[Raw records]
————
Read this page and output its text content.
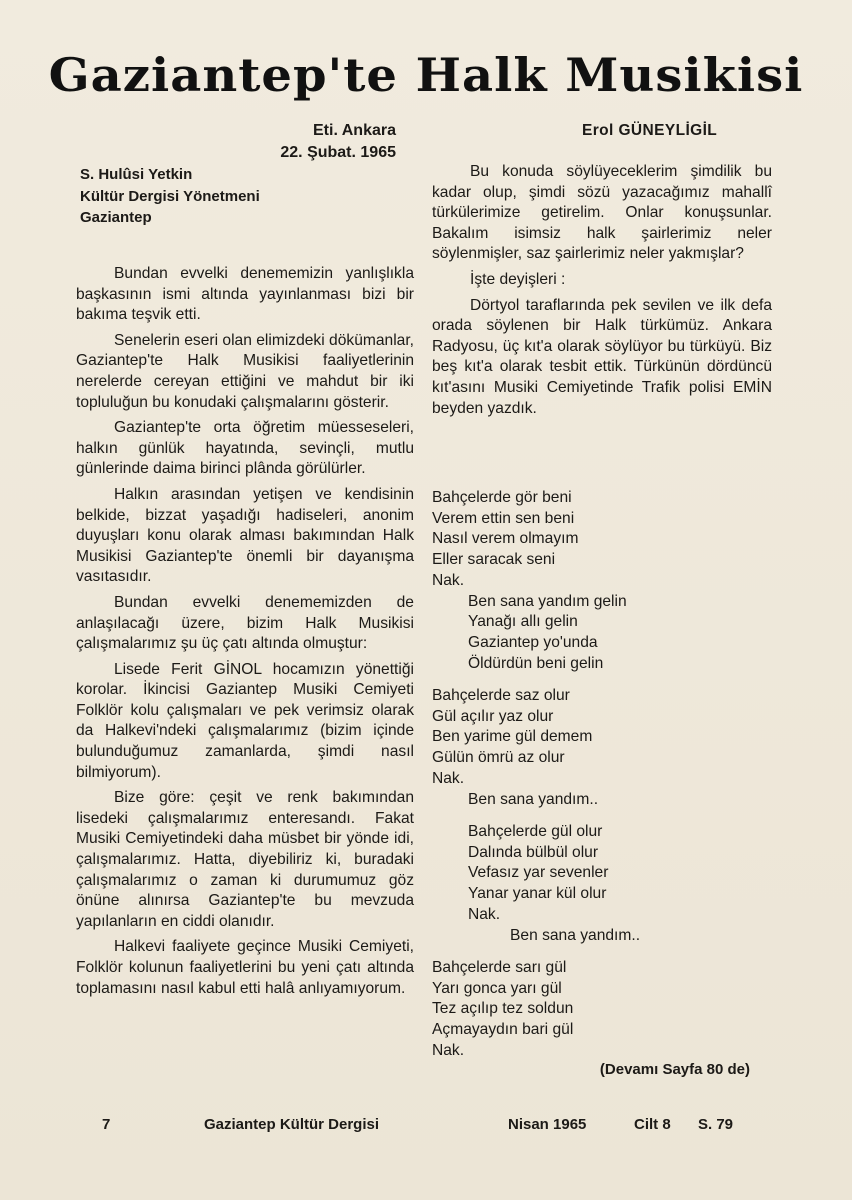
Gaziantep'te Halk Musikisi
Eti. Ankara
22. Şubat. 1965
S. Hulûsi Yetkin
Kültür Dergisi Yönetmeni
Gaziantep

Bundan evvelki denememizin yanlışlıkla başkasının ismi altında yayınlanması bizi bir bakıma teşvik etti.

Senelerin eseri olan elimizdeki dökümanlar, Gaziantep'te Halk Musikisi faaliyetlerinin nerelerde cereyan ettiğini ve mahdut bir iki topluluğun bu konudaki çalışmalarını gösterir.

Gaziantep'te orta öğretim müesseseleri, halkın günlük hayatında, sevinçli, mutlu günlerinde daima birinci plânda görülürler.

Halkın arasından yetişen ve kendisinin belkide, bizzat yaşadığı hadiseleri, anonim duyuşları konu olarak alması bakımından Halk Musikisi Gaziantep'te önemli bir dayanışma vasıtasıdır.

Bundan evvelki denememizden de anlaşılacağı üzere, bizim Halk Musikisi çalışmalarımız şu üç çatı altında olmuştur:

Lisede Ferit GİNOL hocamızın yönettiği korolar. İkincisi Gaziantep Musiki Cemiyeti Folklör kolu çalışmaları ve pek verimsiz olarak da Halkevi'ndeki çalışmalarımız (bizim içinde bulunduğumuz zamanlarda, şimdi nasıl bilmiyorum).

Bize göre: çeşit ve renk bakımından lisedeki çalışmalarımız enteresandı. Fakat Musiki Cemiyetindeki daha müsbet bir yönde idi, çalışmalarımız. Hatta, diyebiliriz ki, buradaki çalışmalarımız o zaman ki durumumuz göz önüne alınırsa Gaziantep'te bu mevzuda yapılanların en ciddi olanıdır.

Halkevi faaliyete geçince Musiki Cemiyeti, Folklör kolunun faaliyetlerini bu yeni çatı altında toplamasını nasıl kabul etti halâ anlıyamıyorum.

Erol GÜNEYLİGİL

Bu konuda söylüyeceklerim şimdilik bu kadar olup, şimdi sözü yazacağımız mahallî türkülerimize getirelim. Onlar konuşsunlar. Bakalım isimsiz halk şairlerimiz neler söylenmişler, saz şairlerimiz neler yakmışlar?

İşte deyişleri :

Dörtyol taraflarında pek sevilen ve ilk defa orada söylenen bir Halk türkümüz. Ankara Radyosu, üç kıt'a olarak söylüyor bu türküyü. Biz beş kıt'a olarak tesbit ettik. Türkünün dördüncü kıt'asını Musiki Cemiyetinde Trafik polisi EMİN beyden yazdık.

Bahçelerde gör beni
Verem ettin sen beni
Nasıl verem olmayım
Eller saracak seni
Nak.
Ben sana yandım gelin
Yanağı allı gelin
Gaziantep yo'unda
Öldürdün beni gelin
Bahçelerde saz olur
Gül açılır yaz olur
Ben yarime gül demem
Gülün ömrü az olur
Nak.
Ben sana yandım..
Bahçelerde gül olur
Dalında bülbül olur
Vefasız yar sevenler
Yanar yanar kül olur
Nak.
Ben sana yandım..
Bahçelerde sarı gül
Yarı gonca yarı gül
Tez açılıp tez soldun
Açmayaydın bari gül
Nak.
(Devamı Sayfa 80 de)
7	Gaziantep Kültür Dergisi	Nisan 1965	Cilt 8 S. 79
————
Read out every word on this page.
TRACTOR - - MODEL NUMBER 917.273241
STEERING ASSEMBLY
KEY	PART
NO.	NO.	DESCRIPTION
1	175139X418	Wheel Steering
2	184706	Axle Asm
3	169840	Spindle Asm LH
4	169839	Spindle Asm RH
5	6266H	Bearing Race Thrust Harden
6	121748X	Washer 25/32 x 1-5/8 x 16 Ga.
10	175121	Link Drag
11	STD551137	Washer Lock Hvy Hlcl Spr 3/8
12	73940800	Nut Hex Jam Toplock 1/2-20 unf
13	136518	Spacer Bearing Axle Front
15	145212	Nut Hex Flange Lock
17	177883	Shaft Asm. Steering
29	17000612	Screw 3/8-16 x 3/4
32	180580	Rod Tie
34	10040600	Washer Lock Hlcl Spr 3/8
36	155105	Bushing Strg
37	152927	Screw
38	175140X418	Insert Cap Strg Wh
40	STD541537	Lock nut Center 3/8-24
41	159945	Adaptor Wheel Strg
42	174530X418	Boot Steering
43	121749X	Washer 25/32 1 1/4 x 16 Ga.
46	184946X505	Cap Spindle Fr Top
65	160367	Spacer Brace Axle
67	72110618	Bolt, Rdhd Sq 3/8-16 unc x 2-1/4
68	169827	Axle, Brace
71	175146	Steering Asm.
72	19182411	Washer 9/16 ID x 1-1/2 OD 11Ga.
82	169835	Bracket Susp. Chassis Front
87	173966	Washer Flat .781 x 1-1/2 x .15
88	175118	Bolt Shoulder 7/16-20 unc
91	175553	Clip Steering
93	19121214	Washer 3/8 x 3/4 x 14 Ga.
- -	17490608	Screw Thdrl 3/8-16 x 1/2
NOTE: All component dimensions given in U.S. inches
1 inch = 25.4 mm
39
————
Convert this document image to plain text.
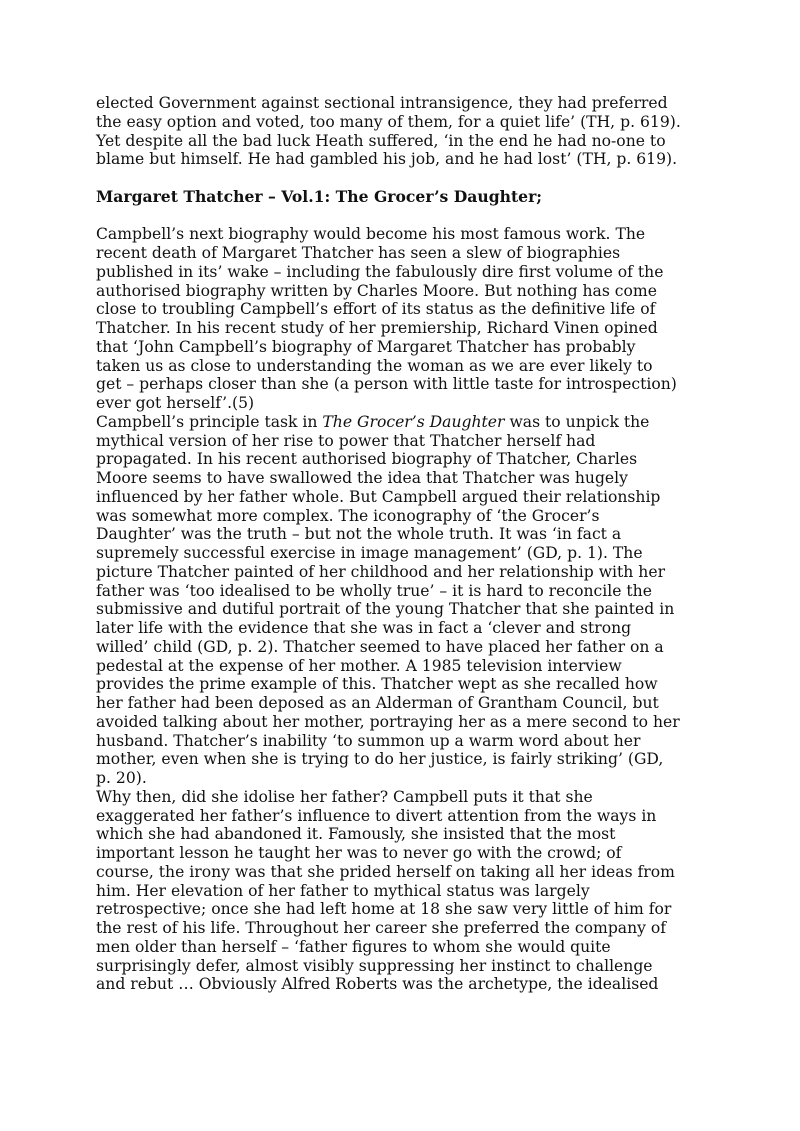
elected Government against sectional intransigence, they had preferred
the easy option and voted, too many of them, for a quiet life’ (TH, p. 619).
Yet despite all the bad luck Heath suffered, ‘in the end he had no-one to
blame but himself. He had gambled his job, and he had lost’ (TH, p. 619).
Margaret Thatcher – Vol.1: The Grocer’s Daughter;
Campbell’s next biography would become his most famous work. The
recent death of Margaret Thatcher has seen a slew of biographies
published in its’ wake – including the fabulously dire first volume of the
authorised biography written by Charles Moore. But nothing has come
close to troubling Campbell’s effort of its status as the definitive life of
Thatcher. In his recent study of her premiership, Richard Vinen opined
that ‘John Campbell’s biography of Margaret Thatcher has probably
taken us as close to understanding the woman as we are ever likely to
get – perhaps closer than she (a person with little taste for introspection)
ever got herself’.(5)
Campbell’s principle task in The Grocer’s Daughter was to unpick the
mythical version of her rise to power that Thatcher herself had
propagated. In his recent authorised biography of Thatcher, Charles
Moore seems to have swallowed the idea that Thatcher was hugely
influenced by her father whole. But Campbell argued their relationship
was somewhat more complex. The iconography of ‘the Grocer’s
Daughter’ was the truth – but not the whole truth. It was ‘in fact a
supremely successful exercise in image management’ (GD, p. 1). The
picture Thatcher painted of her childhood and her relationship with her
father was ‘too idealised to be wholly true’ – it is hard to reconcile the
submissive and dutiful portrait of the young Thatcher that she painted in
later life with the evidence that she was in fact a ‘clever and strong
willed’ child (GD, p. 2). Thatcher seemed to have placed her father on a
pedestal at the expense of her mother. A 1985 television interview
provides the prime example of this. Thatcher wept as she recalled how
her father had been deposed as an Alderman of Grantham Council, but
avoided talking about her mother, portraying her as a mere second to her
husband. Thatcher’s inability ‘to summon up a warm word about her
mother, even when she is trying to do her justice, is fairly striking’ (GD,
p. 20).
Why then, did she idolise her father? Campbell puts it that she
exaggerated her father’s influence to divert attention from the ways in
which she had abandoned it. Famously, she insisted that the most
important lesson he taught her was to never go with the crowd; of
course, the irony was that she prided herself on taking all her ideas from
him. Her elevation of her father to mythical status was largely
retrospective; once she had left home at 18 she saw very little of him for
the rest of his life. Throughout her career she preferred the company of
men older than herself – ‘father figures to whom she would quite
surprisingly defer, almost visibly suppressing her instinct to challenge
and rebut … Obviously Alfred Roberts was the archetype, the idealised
————
In the entries above, find each line with the string "Bundan" and copy it.

- Written solution
Bundan evvelki denememizin yanlışlıkla başkasının ismi altında yayınlanması bizi bir bakıma teşvik etti.
Bundan evvelki denememizden de anlaşılacağı üzere, bizim Halk Musikisi çalışmalarımız şu üç çatı altında olmuştur:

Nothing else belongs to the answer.